_Task goal_
The line containing "Give me a plain-text" marks where to begin; quote it and every line after it through the end of the data, exactly as written.

_Data rows_
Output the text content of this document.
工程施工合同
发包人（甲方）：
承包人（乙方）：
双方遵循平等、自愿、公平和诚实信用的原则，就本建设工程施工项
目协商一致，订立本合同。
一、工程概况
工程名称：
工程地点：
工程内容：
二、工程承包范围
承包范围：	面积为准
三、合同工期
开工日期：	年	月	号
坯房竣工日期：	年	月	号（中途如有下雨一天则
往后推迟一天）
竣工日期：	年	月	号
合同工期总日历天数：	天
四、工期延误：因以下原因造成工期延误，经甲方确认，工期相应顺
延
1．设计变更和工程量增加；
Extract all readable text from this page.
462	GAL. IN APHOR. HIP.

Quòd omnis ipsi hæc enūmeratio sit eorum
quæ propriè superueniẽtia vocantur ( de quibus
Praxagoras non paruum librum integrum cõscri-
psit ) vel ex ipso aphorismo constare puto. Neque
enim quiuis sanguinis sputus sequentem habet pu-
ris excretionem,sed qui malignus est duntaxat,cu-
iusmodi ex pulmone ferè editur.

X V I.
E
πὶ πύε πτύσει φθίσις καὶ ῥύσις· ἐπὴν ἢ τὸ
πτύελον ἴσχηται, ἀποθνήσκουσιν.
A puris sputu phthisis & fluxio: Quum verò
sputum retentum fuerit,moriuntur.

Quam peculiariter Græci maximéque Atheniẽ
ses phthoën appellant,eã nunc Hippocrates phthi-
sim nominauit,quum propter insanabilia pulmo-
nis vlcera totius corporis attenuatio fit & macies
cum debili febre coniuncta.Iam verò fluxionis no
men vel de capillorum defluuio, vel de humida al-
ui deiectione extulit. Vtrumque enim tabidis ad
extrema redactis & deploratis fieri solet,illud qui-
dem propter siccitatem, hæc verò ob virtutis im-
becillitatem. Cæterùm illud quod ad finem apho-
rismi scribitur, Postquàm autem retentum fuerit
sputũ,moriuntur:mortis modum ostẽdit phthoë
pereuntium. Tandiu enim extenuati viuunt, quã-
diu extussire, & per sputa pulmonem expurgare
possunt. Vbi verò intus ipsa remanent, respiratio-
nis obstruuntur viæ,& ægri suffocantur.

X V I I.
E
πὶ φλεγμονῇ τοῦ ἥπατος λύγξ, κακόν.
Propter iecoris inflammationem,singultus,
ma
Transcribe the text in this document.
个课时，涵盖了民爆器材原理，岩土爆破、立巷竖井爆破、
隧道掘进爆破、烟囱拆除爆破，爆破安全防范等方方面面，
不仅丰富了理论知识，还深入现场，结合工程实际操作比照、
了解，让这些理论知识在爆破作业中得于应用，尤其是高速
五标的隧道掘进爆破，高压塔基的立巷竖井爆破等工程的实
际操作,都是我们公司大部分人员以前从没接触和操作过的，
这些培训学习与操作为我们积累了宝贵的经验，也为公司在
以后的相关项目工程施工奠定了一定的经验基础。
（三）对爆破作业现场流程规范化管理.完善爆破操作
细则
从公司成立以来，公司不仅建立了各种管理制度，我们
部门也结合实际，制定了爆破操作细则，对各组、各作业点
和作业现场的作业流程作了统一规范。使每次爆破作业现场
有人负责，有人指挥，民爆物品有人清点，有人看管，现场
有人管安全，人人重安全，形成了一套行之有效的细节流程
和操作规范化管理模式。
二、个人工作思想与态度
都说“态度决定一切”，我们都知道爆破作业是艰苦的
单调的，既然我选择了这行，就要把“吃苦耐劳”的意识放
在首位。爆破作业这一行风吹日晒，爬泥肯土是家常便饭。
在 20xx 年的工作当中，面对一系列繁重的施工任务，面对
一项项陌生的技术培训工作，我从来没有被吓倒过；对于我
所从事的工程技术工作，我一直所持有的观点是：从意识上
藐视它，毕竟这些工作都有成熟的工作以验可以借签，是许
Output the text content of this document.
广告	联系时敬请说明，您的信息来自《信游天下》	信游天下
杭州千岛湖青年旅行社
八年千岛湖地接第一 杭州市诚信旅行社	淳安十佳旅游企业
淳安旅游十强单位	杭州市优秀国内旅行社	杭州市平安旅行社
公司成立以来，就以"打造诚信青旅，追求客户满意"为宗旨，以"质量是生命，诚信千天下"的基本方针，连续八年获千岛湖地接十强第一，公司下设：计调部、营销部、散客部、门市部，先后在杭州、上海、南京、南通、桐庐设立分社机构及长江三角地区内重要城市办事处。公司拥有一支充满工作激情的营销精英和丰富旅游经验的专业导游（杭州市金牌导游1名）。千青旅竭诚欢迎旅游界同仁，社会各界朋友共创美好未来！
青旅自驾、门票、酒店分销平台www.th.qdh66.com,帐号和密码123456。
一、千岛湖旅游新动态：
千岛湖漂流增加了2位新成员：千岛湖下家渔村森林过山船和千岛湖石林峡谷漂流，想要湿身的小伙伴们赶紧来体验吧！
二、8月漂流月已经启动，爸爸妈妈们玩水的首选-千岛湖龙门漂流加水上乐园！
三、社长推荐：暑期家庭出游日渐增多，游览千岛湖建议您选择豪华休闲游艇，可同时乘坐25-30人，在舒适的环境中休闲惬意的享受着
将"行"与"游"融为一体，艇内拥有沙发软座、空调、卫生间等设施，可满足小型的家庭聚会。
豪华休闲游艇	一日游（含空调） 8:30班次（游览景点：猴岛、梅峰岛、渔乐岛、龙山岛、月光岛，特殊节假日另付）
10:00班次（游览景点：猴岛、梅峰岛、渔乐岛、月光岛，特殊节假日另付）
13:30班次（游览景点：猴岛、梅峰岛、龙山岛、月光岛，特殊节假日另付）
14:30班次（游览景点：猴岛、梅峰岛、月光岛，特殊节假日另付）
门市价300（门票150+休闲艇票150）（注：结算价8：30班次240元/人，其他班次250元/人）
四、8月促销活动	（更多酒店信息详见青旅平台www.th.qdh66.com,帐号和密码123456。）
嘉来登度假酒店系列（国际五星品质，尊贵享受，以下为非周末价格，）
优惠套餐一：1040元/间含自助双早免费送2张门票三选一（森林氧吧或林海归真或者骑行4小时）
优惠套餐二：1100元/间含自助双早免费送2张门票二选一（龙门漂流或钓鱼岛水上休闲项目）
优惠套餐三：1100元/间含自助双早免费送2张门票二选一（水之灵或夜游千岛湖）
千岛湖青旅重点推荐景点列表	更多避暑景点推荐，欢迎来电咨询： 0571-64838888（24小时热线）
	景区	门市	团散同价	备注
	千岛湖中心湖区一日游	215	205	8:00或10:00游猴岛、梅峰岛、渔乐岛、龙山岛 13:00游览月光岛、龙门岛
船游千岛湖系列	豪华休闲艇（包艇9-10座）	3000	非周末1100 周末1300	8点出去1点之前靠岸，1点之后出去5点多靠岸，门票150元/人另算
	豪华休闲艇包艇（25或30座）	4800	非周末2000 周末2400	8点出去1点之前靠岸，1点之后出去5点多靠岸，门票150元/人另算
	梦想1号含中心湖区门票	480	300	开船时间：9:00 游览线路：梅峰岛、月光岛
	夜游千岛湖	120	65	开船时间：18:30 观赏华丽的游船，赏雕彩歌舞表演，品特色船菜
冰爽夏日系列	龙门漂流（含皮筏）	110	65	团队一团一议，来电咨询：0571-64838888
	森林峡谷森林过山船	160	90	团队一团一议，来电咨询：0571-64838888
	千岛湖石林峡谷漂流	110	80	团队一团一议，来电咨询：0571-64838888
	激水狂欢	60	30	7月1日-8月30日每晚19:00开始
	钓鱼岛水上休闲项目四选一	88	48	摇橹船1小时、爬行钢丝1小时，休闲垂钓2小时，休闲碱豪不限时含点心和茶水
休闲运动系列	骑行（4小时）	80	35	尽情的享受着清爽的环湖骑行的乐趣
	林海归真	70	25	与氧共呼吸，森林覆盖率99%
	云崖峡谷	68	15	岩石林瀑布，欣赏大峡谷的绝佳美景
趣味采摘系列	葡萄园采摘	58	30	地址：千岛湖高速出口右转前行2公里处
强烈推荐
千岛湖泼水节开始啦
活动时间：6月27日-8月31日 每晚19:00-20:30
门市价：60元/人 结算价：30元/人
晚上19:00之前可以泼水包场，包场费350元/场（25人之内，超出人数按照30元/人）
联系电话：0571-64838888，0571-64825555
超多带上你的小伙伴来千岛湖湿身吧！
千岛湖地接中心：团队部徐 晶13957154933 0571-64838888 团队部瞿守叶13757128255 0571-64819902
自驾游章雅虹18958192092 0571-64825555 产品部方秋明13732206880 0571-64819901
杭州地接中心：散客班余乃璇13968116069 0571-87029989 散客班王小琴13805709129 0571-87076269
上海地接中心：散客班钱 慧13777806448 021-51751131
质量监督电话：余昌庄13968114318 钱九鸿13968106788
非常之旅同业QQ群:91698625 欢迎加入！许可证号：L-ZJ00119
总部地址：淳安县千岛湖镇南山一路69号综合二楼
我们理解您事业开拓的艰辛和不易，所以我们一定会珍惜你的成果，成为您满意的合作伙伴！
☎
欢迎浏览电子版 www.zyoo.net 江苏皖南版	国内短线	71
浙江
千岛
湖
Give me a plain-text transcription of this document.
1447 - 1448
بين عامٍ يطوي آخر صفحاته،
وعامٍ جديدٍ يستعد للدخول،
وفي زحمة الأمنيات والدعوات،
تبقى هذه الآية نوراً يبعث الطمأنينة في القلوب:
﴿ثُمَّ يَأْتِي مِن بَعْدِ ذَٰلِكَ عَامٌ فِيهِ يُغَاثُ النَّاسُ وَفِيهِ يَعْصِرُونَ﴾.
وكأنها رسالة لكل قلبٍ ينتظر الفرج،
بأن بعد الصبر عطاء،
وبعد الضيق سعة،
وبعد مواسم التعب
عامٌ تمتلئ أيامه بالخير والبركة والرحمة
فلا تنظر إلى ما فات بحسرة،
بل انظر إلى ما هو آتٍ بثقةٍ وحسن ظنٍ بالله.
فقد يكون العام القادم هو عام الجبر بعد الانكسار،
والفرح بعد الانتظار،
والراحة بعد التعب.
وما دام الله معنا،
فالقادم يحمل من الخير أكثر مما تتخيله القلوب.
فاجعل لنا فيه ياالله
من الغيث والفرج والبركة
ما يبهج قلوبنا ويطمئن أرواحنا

_Output_
Give me a plain-text transcription of this document.
1447 - 1448
بين عامٍ يطوي آخر صفحاته،
وعامٍ جديدٍ يستعد للدخول،
وفي زحمة الأمنيات والدعوات،
تبقى هذه الآية نوراً يبعث الطمأنينة في القلوب:
﴿ثُمَّ يَأْتِي مِن بَعْدِ ذَٰلِكَ عَامٌ فِيهِ يُغَاثُ النَّاسُ وَفِيهِ يَعْصِرُونَ﴾.
وكأنها رسالة لكل قلبٍ ينتظر الفرج،
بأن بعد الصبر عطاء،
وبعد الضيق سعة،
وبعد مواسم التعب
عامٌ تمتلئ أيامه بالخير والبركة والرحمة
فلا تنظر إلى ما فات بحسرة،
بل انظر إلى ما هو آتٍ بثقةٍ وحسن ظنٍ بالله.
فقد يكون العام القادم هو عام الجبر بعد الانكسار،
والفرح بعد الانتظار،
والراحة بعد التعب.
وما دام الله معنا،
فالقادم يحمل من الخير أكثر مما تتخيله القلوب.
فاجعل لنا فيه ياالله
من الغيث والفرج والبركة
ما يبهج قلوبنا ويطمئن أرواحنا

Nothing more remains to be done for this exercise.